● **Request**
Return all the entries exactly, keeping pictures out.

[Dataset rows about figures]
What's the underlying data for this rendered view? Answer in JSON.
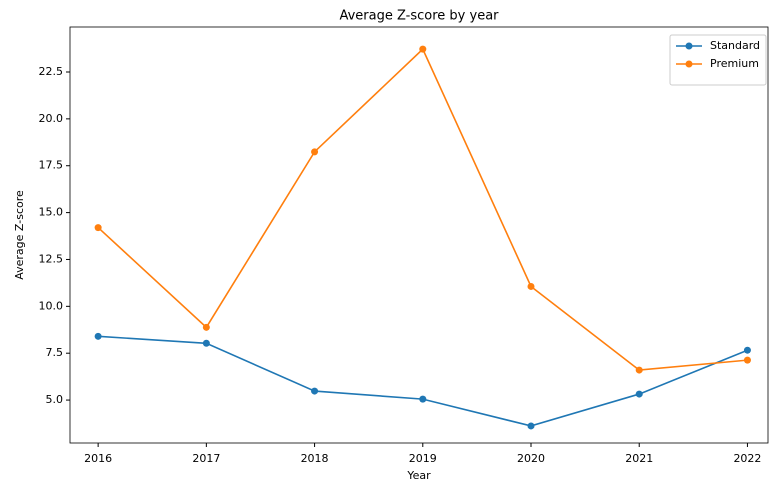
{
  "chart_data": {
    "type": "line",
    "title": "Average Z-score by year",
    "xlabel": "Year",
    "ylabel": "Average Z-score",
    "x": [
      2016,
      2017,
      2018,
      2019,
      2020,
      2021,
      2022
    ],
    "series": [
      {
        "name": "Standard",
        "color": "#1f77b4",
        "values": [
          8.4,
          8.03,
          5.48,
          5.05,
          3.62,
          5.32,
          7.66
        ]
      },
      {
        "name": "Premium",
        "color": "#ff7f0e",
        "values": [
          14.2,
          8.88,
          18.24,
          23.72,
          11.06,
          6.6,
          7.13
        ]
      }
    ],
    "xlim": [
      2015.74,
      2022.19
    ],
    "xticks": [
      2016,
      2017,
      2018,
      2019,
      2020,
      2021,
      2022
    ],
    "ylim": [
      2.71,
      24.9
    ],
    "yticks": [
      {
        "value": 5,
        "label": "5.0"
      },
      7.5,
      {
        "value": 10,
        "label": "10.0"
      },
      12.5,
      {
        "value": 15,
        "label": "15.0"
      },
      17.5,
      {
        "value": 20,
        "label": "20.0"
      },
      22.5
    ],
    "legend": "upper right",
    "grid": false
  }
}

● **Answer to this task**
What's the underlying data for this rendered view? Answer in JSON.
{
  "chart_data": {
    "type": "line",
    "title": "Average Z-score by year",
    "xlabel": "Year",
    "ylabel": "Average Z-score",
    "x": [
      2016,
      2017,
      2018,
      2019,
      2020,
      2021,
      2022
    ],
    "series": [
      {
        "name": "Standard",
        "color": "#1f77b4",
        "values": [
          8.4,
          8.03,
          5.48,
          5.05,
          3.62,
          5.32,
          7.66
        ]
      },
      {
        "name": "Premium",
        "color": "#ff7f0e",
        "values": [
          14.2,
          8.88,
          18.24,
          23.72,
          11.06,
          6.6,
          7.13
        ]
      }
    ],
    "xlim": [
      2015.74,
      2022.19
    ],
    "xticks": [
      2016,
      2017,
      2018,
      2019,
      2020,
      2021,
      2022
    ],
    "ylim": [
      2.71,
      24.9
    ],
    "yticks": [
      {
        "value": 5,
        "label": "5.0"
      },
      7.5,
      {
        "value": 10,
        "label": "10.0"
      },
      12.5,
      {
        "value": 15,
        "label": "15.0"
      },
      17.5,
      {
        "value": 20,
        "label": "20.0"
      },
      22.5
    ],
    "legend": "upper right",
    "grid": false
  }
}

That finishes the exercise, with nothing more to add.